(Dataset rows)
(begin)

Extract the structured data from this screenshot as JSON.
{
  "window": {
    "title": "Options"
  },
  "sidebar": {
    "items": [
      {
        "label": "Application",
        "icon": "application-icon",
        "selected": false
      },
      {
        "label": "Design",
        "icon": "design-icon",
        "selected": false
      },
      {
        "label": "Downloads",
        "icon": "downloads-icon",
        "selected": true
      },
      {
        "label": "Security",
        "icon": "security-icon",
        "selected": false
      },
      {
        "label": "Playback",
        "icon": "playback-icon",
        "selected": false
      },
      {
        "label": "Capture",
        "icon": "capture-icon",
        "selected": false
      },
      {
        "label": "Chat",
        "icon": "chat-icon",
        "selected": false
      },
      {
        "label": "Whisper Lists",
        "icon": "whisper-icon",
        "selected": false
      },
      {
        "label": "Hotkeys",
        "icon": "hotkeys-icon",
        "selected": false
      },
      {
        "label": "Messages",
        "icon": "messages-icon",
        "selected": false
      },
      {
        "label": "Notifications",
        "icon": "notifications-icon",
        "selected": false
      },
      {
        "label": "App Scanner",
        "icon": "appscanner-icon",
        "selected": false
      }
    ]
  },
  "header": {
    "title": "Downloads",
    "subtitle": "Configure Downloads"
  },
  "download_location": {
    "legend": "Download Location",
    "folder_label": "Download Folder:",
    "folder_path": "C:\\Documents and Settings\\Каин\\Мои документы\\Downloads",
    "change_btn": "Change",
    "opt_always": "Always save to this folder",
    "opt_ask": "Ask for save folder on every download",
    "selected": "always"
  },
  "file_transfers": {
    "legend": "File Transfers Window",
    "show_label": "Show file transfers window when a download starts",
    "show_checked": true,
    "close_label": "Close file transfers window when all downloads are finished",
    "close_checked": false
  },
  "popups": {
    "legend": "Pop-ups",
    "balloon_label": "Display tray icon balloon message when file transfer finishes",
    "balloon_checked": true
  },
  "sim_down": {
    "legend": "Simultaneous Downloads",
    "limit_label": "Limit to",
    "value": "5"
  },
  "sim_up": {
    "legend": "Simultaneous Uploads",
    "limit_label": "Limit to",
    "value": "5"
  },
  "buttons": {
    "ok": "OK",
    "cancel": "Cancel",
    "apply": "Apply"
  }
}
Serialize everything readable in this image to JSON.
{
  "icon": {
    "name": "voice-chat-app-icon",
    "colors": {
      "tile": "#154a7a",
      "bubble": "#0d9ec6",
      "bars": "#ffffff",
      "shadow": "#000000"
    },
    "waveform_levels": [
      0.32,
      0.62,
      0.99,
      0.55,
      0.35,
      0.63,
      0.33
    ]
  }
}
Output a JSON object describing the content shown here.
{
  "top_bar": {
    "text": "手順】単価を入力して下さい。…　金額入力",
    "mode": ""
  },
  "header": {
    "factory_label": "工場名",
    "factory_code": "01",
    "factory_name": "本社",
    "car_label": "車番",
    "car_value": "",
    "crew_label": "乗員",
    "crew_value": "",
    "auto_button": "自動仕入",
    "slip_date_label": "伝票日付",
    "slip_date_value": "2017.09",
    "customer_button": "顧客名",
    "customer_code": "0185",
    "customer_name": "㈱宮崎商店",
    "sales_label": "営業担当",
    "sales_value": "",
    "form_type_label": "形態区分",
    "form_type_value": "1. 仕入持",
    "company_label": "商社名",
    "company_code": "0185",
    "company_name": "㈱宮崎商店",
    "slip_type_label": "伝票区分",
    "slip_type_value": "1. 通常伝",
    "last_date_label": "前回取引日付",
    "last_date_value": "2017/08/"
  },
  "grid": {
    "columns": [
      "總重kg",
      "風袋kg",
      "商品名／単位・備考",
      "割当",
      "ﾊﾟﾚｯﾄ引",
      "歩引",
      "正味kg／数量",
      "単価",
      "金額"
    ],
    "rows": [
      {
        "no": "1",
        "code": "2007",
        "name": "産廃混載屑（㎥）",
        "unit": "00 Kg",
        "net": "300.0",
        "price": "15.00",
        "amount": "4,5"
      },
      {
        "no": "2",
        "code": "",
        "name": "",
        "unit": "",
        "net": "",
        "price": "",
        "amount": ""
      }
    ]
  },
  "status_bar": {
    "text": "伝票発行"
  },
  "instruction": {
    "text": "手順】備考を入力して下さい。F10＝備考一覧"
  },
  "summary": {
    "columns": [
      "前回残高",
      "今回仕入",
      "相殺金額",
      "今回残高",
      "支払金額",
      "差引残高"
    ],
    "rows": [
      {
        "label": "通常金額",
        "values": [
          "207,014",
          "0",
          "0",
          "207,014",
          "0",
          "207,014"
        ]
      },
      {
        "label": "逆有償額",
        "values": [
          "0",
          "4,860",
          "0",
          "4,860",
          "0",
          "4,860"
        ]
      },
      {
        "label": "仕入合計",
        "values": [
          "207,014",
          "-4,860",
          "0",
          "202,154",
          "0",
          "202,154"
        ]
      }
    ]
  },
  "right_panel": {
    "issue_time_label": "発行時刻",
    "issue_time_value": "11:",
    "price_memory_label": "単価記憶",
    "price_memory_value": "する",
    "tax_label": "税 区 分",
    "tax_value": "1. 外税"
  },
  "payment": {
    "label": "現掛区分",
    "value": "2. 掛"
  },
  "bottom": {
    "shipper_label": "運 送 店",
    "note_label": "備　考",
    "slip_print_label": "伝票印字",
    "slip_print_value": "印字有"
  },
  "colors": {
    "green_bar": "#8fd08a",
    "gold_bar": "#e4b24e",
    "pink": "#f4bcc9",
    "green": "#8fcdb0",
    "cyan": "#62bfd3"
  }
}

(end)

▸ **Goal**:
Reproduce every line of the data verbatim.

▸ **Reply**:
Extract the structured data from this screenshot as JSON.
{
  "window": {
    "title": "Options"
  },
  "sidebar": {
    "items": [
      {
        "label": "Application",
        "icon": "application-icon",
        "selected": false
      },
      {
        "label": "Design",
        "icon": "design-icon",
        "selected": false
      },
      {
        "label": "Downloads",
        "icon": "downloads-icon",
        "selected": true
      },
      {
        "label": "Security",
        "icon": "security-icon",
        "selected": false
      },
      {
        "label": "Playback",
        "icon": "playback-icon",
        "selected": false
      },
      {
        "label": "Capture",
        "icon": "capture-icon",
        "selected": false
      },
      {
        "label": "Chat",
        "icon": "chat-icon",
        "selected": false
      },
      {
        "label": "Whisper Lists",
        "icon": "whisper-icon",
        "selected": false
      },
      {
        "label": "Hotkeys",
        "icon": "hotkeys-icon",
        "selected": false
      },
      {
        "label": "Messages",
        "icon": "messages-icon",
        "selected": false
      },
      {
        "label": "Notifications",
        "icon": "notifications-icon",
        "selected": false
      },
      {
        "label": "App Scanner",
        "icon": "appscanner-icon",
        "selected": false
      }
    ]
  },
  "header": {
    "title": "Downloads",
    "subtitle": "Configure Downloads"
  },
  "download_location": {
    "legend": "Download Location",
    "folder_label": "Download Folder:",
    "folder_path": "C:\\Documents and Settings\\Каин\\Мои документы\\Downloads",
    "change_btn": "Change",
    "opt_always": "Always save to this folder",
    "opt_ask": "Ask for save folder on every download",
    "selected": "always"
  },
  "file_transfers": {
    "legend": "File Transfers Window",
    "show_label": "Show file transfers window when a download starts",
    "show_checked": true,
    "close_label": "Close file transfers window when all downloads are finished",
    "close_checked": false
  },
  "popups": {
    "legend": "Pop-ups",
    "balloon_label": "Display tray icon balloon message when file transfer finishes",
    "balloon_checked": true
  },
  "sim_down": {
    "legend": "Simultaneous Downloads",
    "limit_label": "Limit to",
    "value": "5"
  },
  "sim_up": {
    "legend": "Simultaneous Uploads",
    "limit_label": "Limit to",
    "value": "5"
  },
  "buttons": {
    "ok": "OK",
    "cancel": "Cancel",
    "apply": "Apply"
  }
}
Serialize everything readable in this image to JSON.
{
  "icon": {
    "name": "voice-chat-app-icon",
    "colors": {
      "tile": "#154a7a",
      "bubble": "#0d9ec6",
      "bars": "#ffffff",
      "shadow": "#000000"
    },
    "waveform_levels": [
      0.32,
      0.62,
      0.99,
      0.55,
      0.35,
      0.63,
      0.33
    ]
  }
}
Output a JSON object describing the content shown here.
{
  "top_bar": {
    "text": "手順】単価を入力して下さい。…　金額入力",
    "mode": ""
  },
  "header": {
    "factory_label": "工場名",
    "factory_code": "01",
    "factory_name": "本社",
    "car_label": "車番",
    "car_value": "",
    "crew_label": "乗員",
    "crew_value": "",
    "auto_button": "自動仕入",
    "slip_date_label": "伝票日付",
    "slip_date_value": "2017.09",
    "customer_button": "顧客名",
    "customer_code": "0185",
    "customer_name": "㈱宮崎商店",
    "sales_label": "営業担当",
    "sales_value": "",
    "form_type_label": "形態区分",
    "form_type_value": "1. 仕入持",
    "company_label": "商社名",
    "company_code": "0185",
    "company_name": "㈱宮崎商店",
    "slip_type_label": "伝票区分",
    "slip_type_value": "1. 通常伝",
    "last_date_label": "前回取引日付",
    "last_date_value": "2017/08/"
  },
  "grid": {
    "columns": [
      "總重kg",
      "風袋kg",
      "商品名／単位・備考",
      "割当",
      "ﾊﾟﾚｯﾄ引",
      "歩引",
      "正味kg／数量",
      "単価",
      "金額"
    ],
    "rows": [
      {
        "no": "1",
        "code": "2007",
        "name": "産廃混載屑（㎥）",
        "unit": "00 Kg",
        "net": "300.0",
        "price": "15.00",
        "amount": "4,5"
      },
      {
        "no": "2",
        "code": "",
        "name": "",
        "unit": "",
        "net": "",
        "price": "",
        "amount": ""
      }
    ]
  },
  "status_bar": {
    "text": "伝票発行"
  },
  "instruction": {
    "text": "手順】備考を入力して下さい。F10＝備考一覧"
  },
  "summary": {
    "columns": [
      "前回残高",
      "今回仕入",
      "相殺金額",
      "今回残高",
      "支払金額",
      "差引残高"
    ],
    "rows": [
      {
        "label": "通常金額",
        "values": [
          "207,014",
          "0",
          "0",
          "207,014",
          "0",
          "207,014"
        ]
      },
      {
        "label": "逆有償額",
        "values": [
          "0",
          "4,860",
          "0",
          "4,860",
          "0",
          "4,860"
        ]
      },
      {
        "label": "仕入合計",
        "values": [
          "207,014",
          "-4,860",
          "0",
          "202,154",
          "0",
          "202,154"
        ]
      }
    ]
  },
  "right_panel": {
    "issue_time_label": "発行時刻",
    "issue_time_value": "11:",
    "price_memory_label": "単価記憶",
    "price_memory_value": "する",
    "tax_label": "税 区 分",
    "tax_value": "1. 外税"
  },
  "payment": {
    "label": "現掛区分",
    "value": "2. 掛"
  },
  "bottom": {
    "shipper_label": "運 送 店",
    "note_label": "備　考",
    "slip_print_label": "伝票印字",
    "slip_print_value": "印字有"
  },
  "colors": {
    "green_bar": "#8fd08a",
    "gold_bar": "#e4b24e",
    "pink": "#f4bcc9",
    "green": "#8fcdb0",
    "cyan": "#62bfd3"
  }
}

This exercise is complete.